--- START Input for this task ---

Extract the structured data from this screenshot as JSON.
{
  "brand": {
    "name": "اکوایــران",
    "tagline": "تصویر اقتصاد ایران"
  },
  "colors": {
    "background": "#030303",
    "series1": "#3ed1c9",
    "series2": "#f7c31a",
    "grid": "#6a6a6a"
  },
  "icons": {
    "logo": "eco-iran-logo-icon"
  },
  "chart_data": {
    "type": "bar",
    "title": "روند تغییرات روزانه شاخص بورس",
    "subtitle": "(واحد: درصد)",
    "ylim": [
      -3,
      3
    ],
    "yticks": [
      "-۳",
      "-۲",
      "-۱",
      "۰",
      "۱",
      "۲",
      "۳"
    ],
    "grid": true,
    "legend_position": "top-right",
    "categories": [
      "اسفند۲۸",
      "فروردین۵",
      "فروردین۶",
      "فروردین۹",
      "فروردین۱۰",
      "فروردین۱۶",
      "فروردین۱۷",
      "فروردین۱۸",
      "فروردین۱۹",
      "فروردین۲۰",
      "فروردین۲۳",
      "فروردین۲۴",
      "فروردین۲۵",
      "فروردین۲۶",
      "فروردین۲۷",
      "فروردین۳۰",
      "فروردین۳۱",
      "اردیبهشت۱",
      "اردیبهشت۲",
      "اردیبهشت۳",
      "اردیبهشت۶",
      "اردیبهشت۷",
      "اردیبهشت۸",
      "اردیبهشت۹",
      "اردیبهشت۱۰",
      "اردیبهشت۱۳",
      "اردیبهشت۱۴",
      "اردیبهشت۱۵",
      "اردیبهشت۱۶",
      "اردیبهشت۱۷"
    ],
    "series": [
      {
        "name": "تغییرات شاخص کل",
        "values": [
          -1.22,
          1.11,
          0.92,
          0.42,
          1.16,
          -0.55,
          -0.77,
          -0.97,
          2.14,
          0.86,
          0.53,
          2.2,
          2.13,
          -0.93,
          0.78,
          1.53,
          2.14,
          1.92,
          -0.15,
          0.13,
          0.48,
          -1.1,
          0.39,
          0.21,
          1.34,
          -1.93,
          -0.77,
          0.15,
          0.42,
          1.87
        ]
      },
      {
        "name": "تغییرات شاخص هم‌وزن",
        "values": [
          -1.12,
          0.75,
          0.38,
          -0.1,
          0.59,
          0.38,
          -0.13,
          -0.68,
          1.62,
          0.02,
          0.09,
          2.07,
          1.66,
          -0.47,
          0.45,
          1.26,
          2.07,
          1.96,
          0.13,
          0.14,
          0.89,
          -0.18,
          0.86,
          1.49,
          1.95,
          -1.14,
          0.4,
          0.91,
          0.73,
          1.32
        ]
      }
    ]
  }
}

--- END Input for this task ---

__Exercise aim__
Write out the material from the first line to the last, exactly.

__Task result__
Extract the structured data from this screenshot as JSON.
{
  "brand": {
    "name": "اکوایــران",
    "tagline": "تصویر اقتصاد ایران"
  },
  "colors": {
    "background": "#030303",
    "series1": "#3ed1c9",
    "series2": "#f7c31a",
    "grid": "#6a6a6a"
  },
  "icons": {
    "logo": "eco-iran-logo-icon"
  },
  "chart_data": {
    "type": "bar",
    "title": "روند تغییرات روزانه شاخص بورس",
    "subtitle": "(واحد: درصد)",
    "ylim": [
      -3,
      3
    ],
    "yticks": [
      "-۳",
      "-۲",
      "-۱",
      "۰",
      "۱",
      "۲",
      "۳"
    ],
    "grid": true,
    "legend_position": "top-right",
    "categories": [
      "اسفند۲۸",
      "فروردین۵",
      "فروردین۶",
      "فروردین۹",
      "فروردین۱۰",
      "فروردین۱۶",
      "فروردین۱۷",
      "فروردین۱۸",
      "فروردین۱۹",
      "فروردین۲۰",
      "فروردین۲۳",
      "فروردین۲۴",
      "فروردین۲۵",
      "فروردین۲۶",
      "فروردین۲۷",
      "فروردین۳۰",
      "فروردین۳۱",
      "اردیبهشت۱",
      "اردیبهشت۲",
      "اردیبهشت۳",
      "اردیبهشت۶",
      "اردیبهشت۷",
      "اردیبهشت۸",
      "اردیبهشت۹",
      "اردیبهشت۱۰",
      "اردیبهشت۱۳",
      "اردیبهشت۱۴",
      "اردیبهشت۱۵",
      "اردیبهشت۱۶",
      "اردیبهشت۱۷"
    ],
    "series": [
      {
        "name": "تغییرات شاخص کل",
        "values": [
          -1.22,
          1.11,
          0.92,
          0.42,
          1.16,
          -0.55,
          -0.77,
          -0.97,
          2.14,
          0.86,
          0.53,
          2.2,
          2.13,
          -0.93,
          0.78,
          1.53,
          2.14,
          1.92,
          -0.15,
          0.13,
          0.48,
          -1.1,
          0.39,
          0.21,
          1.34,
          -1.93,
          -0.77,
          0.15,
          0.42,
          1.87
        ]
      },
      {
        "name": "تغییرات شاخص هم‌وزن",
        "values": [
          -1.12,
          0.75,
          0.38,
          -0.1,
          0.59,
          0.38,
          -0.13,
          -0.68,
          1.62,
          0.02,
          0.09,
          2.07,
          1.66,
          -0.47,
          0.45,
          1.26,
          2.07,
          1.96,
          0.13,
          0.14,
          0.89,
          -0.18,
          0.86,
          1.49,
          1.95,
          -1.14,
          0.4,
          0.91,
          0.73,
          1.32
        ]
      }
    ]
  }
}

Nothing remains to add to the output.